• **Given exercise**:
From the listing below, pick out each line with the word "Темпы".

• **Source records**:
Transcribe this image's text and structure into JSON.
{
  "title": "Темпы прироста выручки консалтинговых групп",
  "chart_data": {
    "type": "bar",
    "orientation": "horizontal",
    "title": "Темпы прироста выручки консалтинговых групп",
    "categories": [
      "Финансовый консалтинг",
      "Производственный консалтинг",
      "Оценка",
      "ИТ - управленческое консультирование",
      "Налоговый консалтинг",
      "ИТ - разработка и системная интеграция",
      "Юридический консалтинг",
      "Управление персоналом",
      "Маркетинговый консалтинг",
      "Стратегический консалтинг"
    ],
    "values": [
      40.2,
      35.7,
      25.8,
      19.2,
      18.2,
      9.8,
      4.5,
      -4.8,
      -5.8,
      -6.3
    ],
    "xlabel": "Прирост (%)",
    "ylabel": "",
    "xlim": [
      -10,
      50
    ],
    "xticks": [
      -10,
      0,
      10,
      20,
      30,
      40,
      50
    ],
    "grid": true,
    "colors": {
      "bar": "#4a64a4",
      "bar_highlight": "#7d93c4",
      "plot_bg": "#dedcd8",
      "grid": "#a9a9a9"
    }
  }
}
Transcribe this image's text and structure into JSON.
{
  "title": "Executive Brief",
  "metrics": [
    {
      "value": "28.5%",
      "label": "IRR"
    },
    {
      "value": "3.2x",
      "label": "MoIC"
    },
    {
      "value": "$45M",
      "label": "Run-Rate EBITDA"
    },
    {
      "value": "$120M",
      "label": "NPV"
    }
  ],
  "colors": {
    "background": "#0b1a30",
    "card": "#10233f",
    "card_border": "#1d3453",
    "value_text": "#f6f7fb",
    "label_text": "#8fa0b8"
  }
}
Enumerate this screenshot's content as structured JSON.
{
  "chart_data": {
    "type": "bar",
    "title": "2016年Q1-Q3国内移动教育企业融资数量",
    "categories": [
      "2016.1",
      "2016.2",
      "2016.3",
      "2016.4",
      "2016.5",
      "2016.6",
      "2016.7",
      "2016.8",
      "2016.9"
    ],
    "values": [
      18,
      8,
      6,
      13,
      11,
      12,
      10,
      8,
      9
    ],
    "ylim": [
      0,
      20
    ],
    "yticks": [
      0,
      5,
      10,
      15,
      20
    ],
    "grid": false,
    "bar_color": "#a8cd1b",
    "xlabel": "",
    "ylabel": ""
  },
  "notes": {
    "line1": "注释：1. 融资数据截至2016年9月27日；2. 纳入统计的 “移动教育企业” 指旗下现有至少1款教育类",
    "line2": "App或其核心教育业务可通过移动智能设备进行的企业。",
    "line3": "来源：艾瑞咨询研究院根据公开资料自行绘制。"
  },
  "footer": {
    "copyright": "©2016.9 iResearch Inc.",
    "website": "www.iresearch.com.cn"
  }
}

• **Complete output**:
  "title": "Темпы прироста выручки консалтинговых групп",
    "title": "Темпы прироста выручки консалтинговых групп",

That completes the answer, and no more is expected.